[begin Stored data]
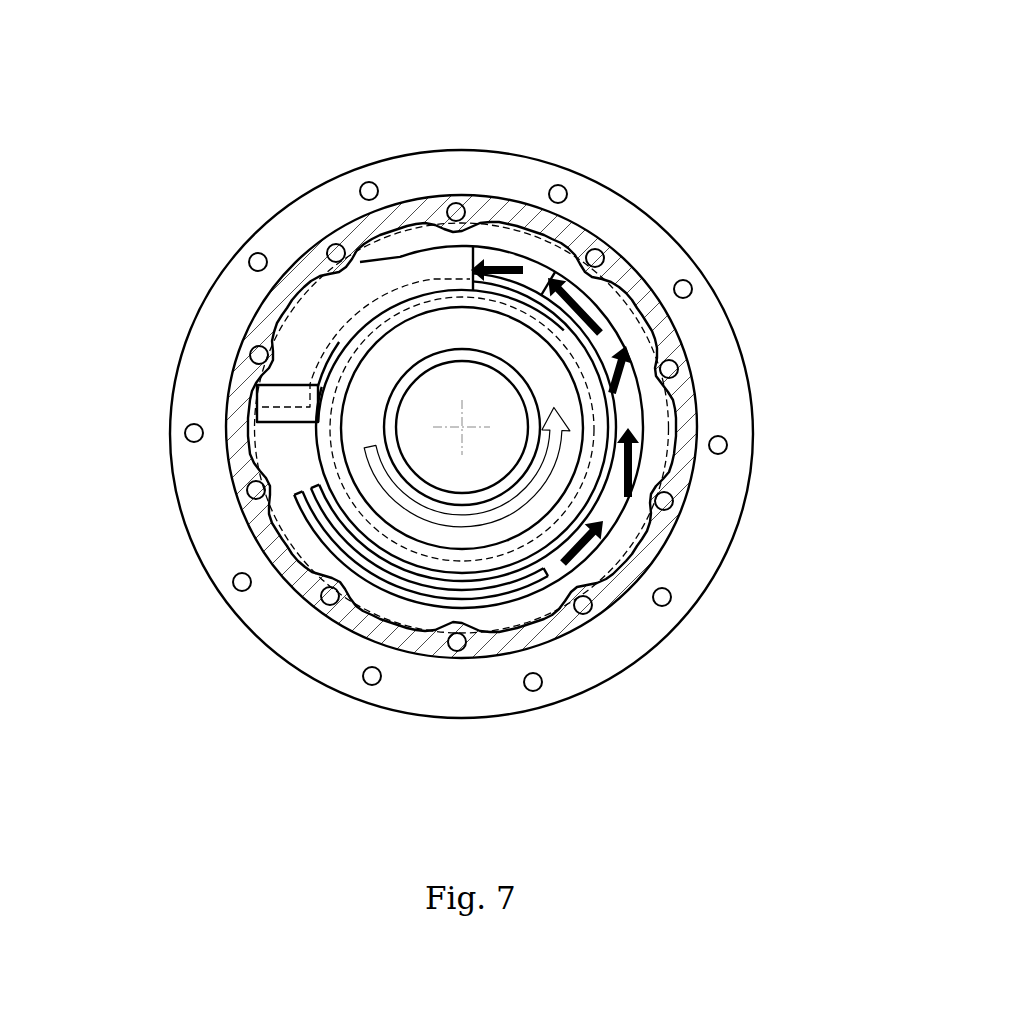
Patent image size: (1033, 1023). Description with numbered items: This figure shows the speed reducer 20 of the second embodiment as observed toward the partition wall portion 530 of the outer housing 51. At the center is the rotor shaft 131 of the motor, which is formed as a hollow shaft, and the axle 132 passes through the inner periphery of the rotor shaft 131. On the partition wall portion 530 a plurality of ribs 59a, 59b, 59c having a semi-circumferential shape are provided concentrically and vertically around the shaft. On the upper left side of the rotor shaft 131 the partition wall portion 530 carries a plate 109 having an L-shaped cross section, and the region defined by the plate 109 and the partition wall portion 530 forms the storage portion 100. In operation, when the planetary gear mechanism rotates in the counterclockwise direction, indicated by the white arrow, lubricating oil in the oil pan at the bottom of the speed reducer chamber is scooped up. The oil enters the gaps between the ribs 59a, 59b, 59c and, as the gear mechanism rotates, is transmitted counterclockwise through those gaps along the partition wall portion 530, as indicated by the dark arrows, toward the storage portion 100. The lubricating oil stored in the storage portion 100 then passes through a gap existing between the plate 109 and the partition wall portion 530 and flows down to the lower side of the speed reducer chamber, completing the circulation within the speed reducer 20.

The speed reducer 20 is at (468, 167).
The outer housing 51 is at (620, 197).
The partition wall portion 530 is at (628, 318).
The storage portion 100 is at (306, 329).
The plate 109 is at (300, 386).
The rotor shaft 131 is at (385, 433).
The axle 132 is at (420, 432).
The rib 59a is at (606, 420).
The rib 59b is at (622, 437).
The rib 59c is at (625, 500).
[end Stored data]
Goal – Please print each of the lines above word for word, leaving out the pictures.

Response –
Patent image size: (1033, 1023). Description with numbered items: This figure shows the speed reducer 20 of the second embodiment as observed toward the partition wall portion 530 of the outer housing 51. At the center is the rotor shaft 131 of the motor, which is formed as a hollow shaft, and the axle 132 passes through the inner periphery of the rotor shaft 131. On the partition wall portion 530 a plurality of ribs 59a, 59b, 59c having a semi-circumferential shape are provided concentrically and vertically around the shaft. On the upper left side of the rotor shaft 131 the partition wall portion 530 carries a plate 109 having an L-shaped cross section, and the region defined by the plate 109 and the partition wall portion 530 forms the storage portion 100. In operation, when the planetary gear mechanism rotates in the counterclockwise direction, indicated by the white arrow, lubricating oil in the oil pan at the bottom of the speed reducer chamber is scooped up. The oil enters the gaps between the ribs 59a, 59b, 59c and, as the gear mechanism rotates, is transmitted counterclockwise through those gaps along the partition wall portion 530, as indicated by the dark arrows, toward the storage portion 100. The lubricating oil stored in the storage portion 100 then passes through a gap existing between the plate 109 and the partition wall portion 530 and flows down to the lower side of the speed reducer chamber, completing the circulation within the speed reducer 20.

The speed reducer 20 is at (468, 167).
The outer housing 51 is at (620, 197).
The partition wall portion 530 is at (628, 318).
The storage portion 100 is at (306, 329).
The plate 109 is at (300, 386).
The rotor shaft 131 is at (385, 433).
The axle 132 is at (420, 432).
The rib 59a is at (606, 420).
The rib 59b is at (622, 437).
The rib 59c is at (625, 500).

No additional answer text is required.